Report how many lines of the entries below contain the word "screenshot", and nothing more.

--- START INPUT FOR THIS TASK ---

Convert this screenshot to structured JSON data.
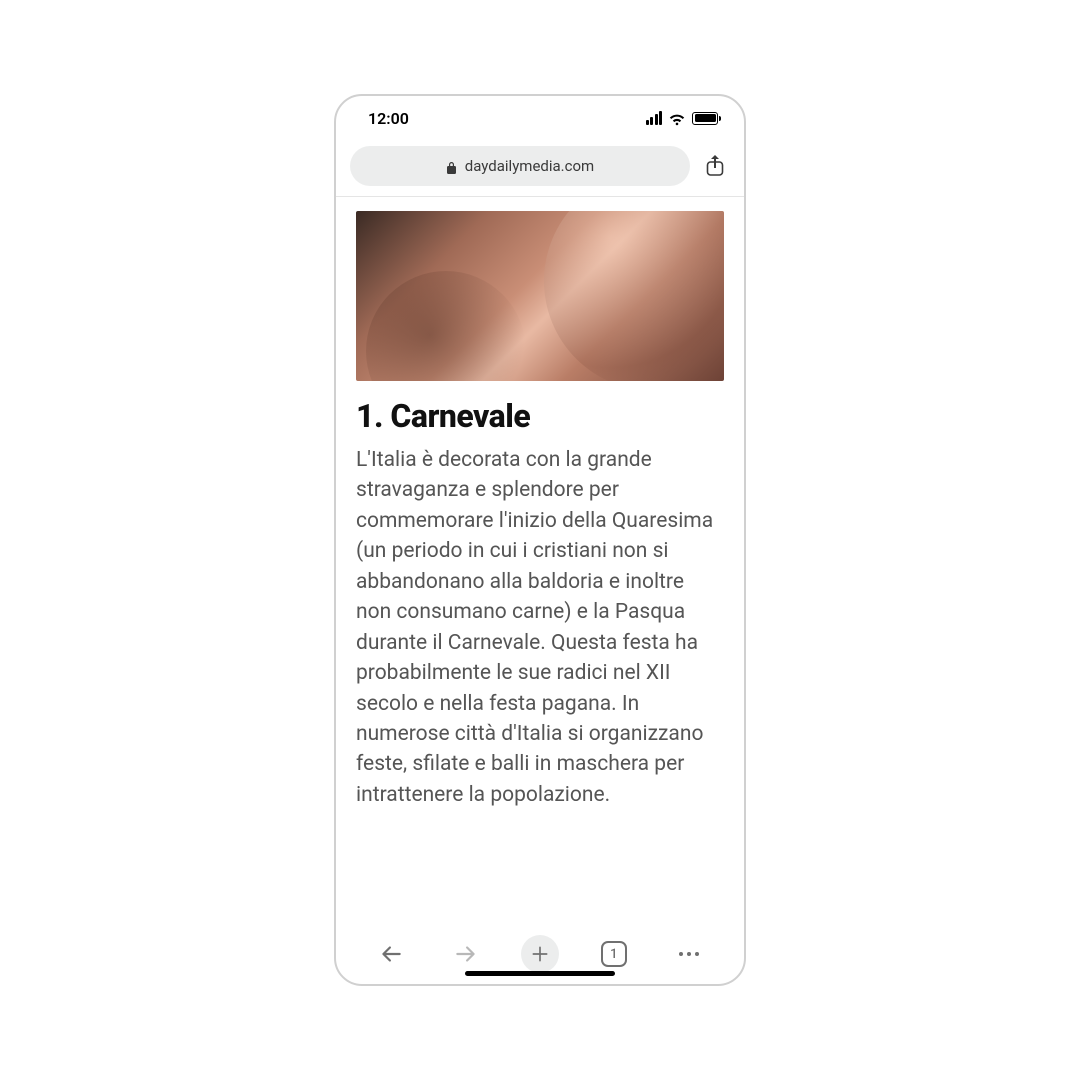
{
  "statusbar": {
    "time": "12:00"
  },
  "browser": {
    "url": "daydailymedia.com",
    "tab_count": "1"
  },
  "article": {
    "title": "1. Carnevale",
    "body": "L'Italia è decorata con la grande stravaganza e splendore per commemorare l'inizio della Quaresima (un periodo in cui i cristiani non si abbandonano alla baldoria e inoltre non consumano carne) e la Pasqua durante il Carnevale. Questa festa ha probabilmente le sue radici nel XII secolo e nella festa pagana. In numerose città d'Italia si organizzano feste, sfilate e balli in maschera per intrattenere la popolazione."
  }
}
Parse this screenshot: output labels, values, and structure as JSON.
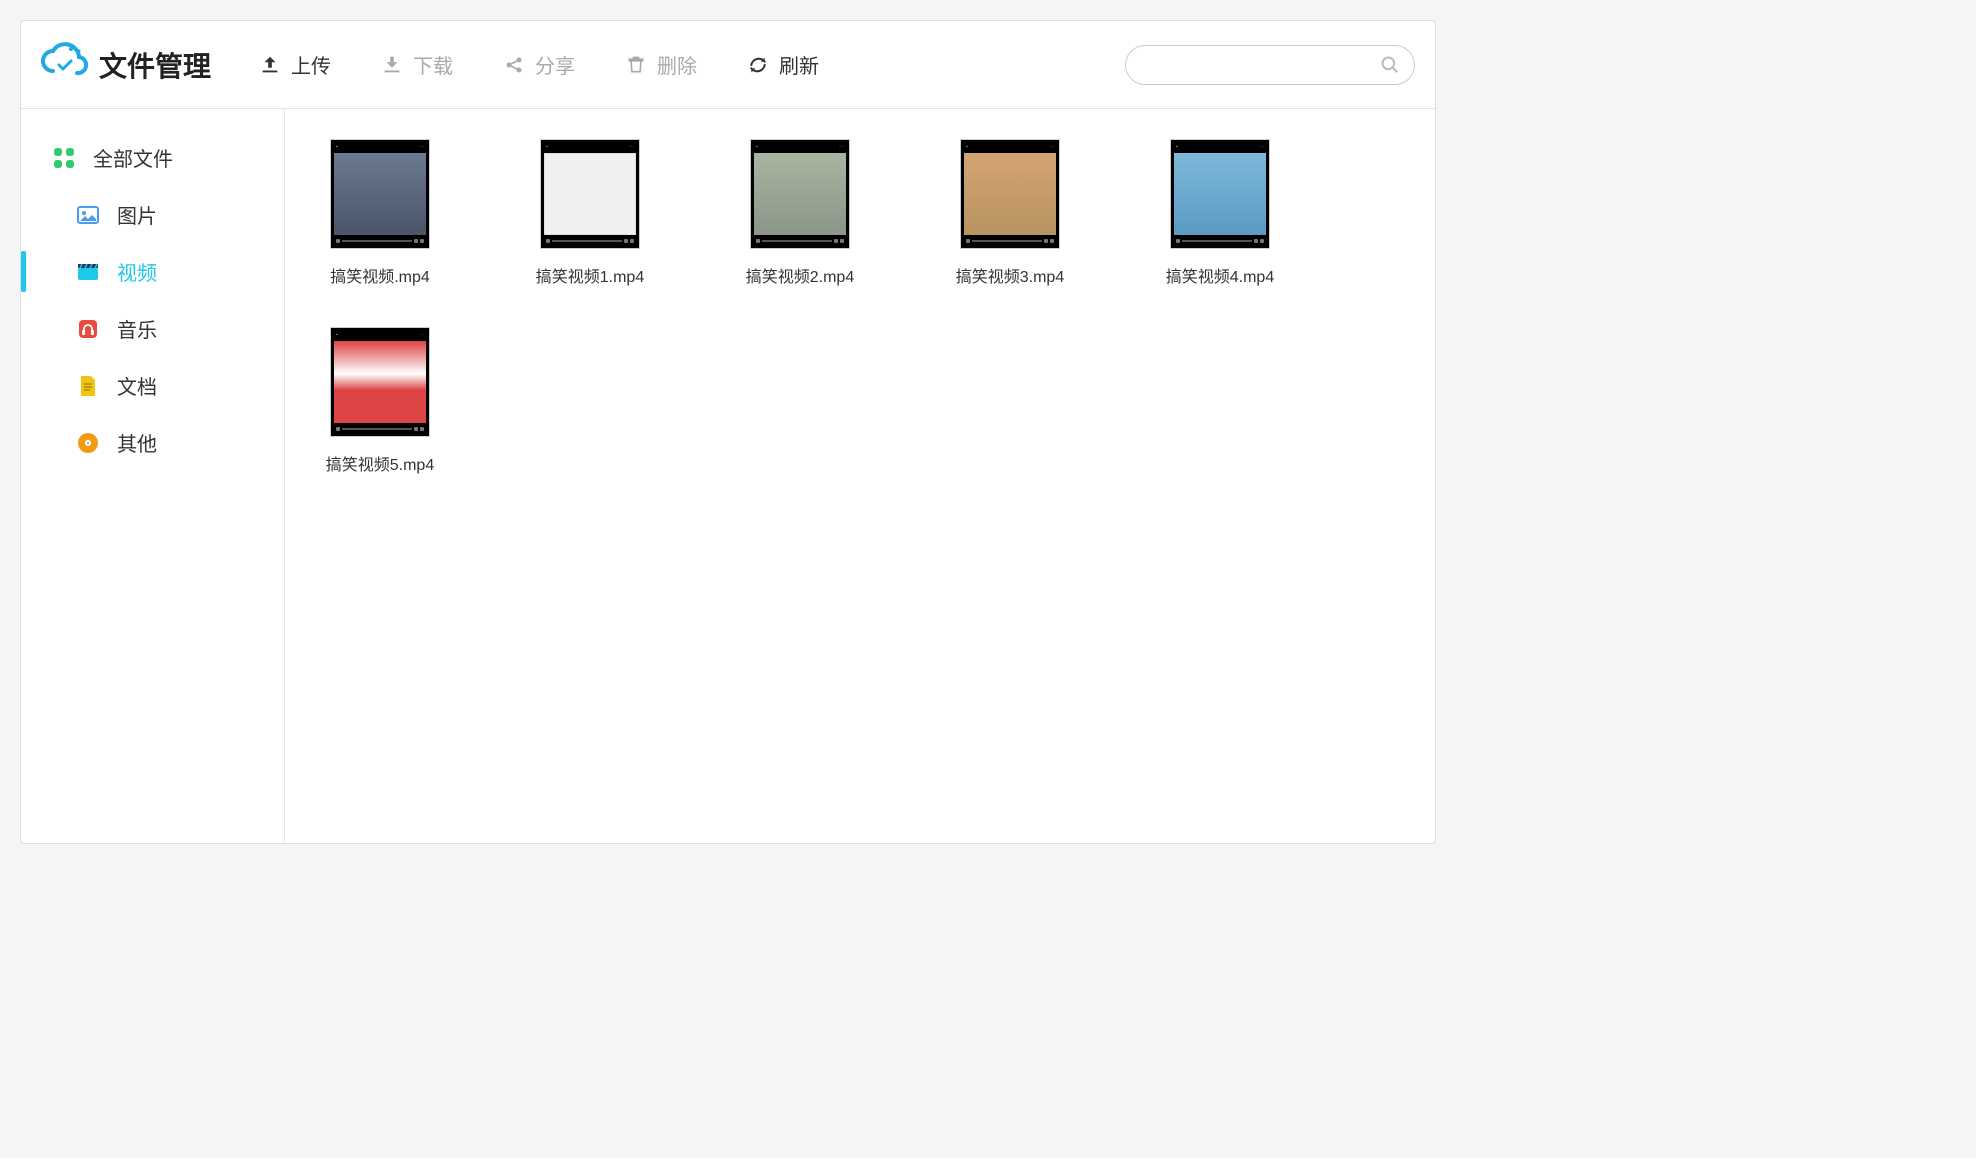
{
  "app_title": "文件管理",
  "toolbar": {
    "upload": "上传",
    "download": "下载",
    "share": "分享",
    "delete": "删除",
    "refresh": "刷新"
  },
  "search": {
    "placeholder": ""
  },
  "sidebar": {
    "all_files": "全部文件",
    "images": "图片",
    "videos": "视频",
    "music": "音乐",
    "documents": "文档",
    "others": "其他"
  },
  "files": [
    {
      "name": "搞笑视频.mp4",
      "thumb_class": "t1"
    },
    {
      "name": "搞笑视频1.mp4",
      "thumb_class": "t2"
    },
    {
      "name": "搞笑视频2.mp4",
      "thumb_class": "t3"
    },
    {
      "name": "搞笑视频3.mp4",
      "thumb_class": "t4"
    },
    {
      "name": "搞笑视频4.mp4",
      "thumb_class": "t5"
    },
    {
      "name": "搞笑视频5.mp4",
      "thumb_class": "t6"
    }
  ]
}
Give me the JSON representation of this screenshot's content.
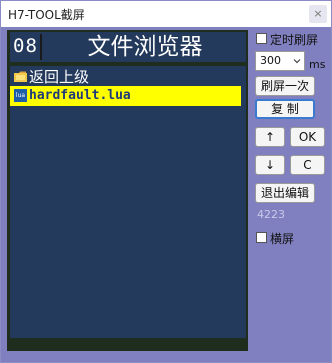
{
  "window": {
    "title": "H7-TOOL截屏",
    "close_glyph": "×"
  },
  "screen": {
    "page_number": "08",
    "title": "文件浏览器",
    "items": [
      {
        "icon": "folder-icon",
        "label": "返回上级",
        "selected": false
      },
      {
        "icon": "lua-file-icon",
        "icon_text": "lua",
        "label": "hardfault.lua",
        "selected": true
      }
    ],
    "colors": {
      "background": "#233a5c",
      "selection": "#ffff00",
      "selected_text": "#1f3a7a",
      "text": "#ffffff"
    }
  },
  "controls": {
    "timer_refresh": {
      "label": "定时刷屏",
      "checked": false
    },
    "interval": {
      "value": "300",
      "unit": "ms"
    },
    "refresh_once": "刷屏一次",
    "copy": "复 制",
    "up": "↑",
    "ok": "OK",
    "down": "↓",
    "c": "C",
    "exit_edit": "退出编辑",
    "status_value": "4223",
    "landscape": {
      "label": "横屏",
      "checked": false
    }
  },
  "colors": {
    "panel": "#8080c0",
    "lcd_border": "#1f2d1f"
  }
}
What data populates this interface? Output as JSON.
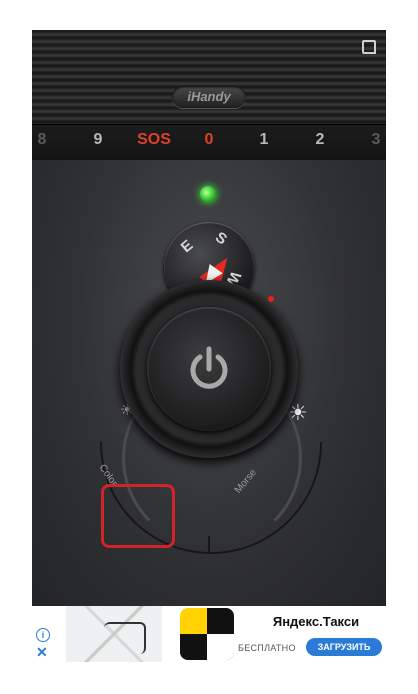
{
  "app": {
    "brand": "iHandy"
  },
  "dial": {
    "ticks": [
      "8",
      "9",
      "SOS",
      "0",
      "1",
      "2",
      "3"
    ]
  },
  "compass": {
    "s": "S",
    "e": "E",
    "w": "W",
    "n": "N"
  },
  "modes": {
    "color_label": "Color",
    "morse_label": "Morse"
  },
  "ad": {
    "title": "Яндекс.Такси",
    "free_label": "БЕСПЛАТНО",
    "install_label": "ЗАГРУЗИТЬ",
    "info_glyph": "i",
    "close_glyph": "✕"
  },
  "colors": {
    "led": "#3ed23a",
    "accent_red": "#e0412b",
    "highlight": "#d1232a",
    "ad_button": "#2b7bd6"
  },
  "icons": [
    "exit-fullscreen-icon",
    "power-icon",
    "brightness-low-icon",
    "brightness-high-icon",
    "compass-needle-icon"
  ]
}
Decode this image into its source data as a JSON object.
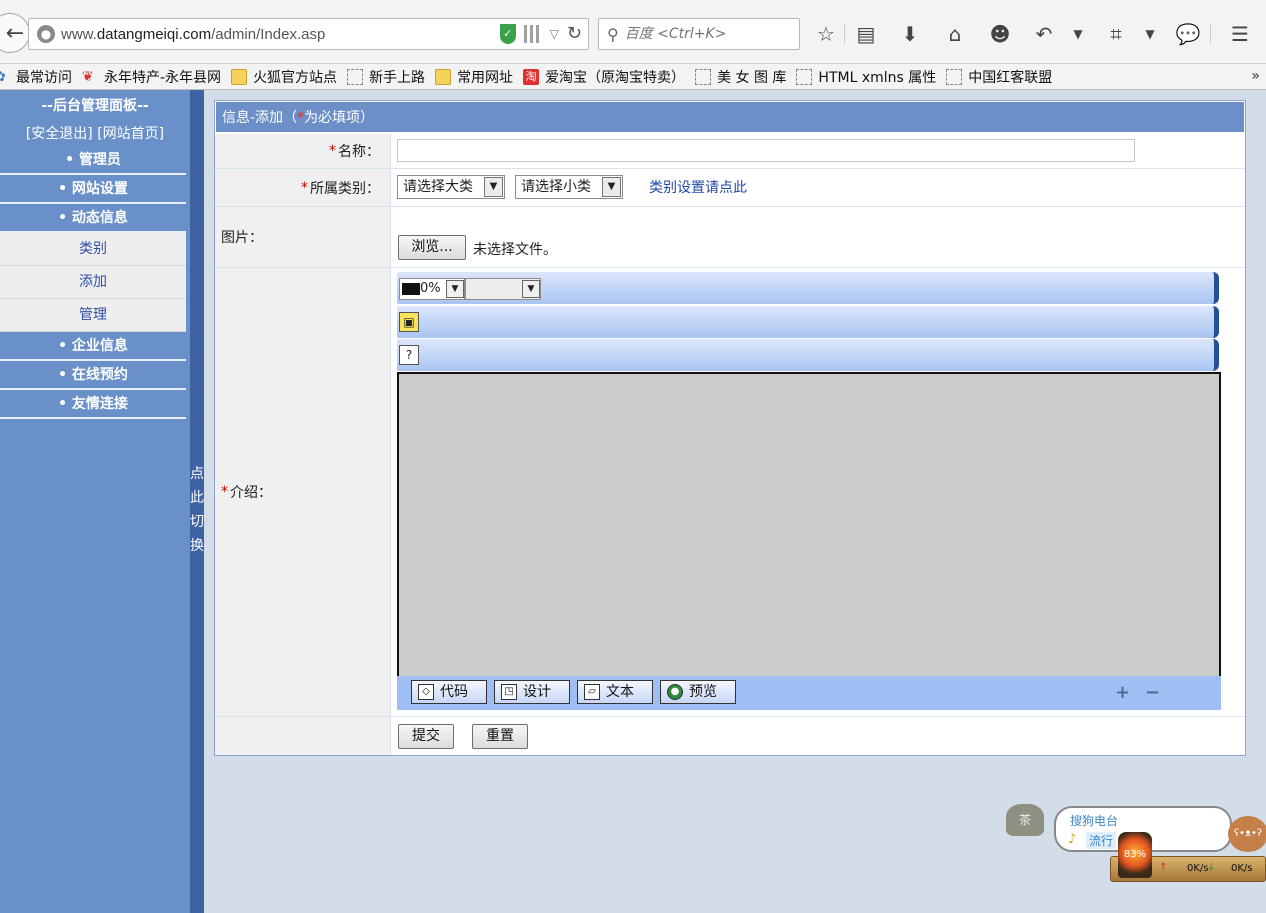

--- END INPUT FOR THIS TASK ---

SOLUTION TO THE PROBLEM ▸ 3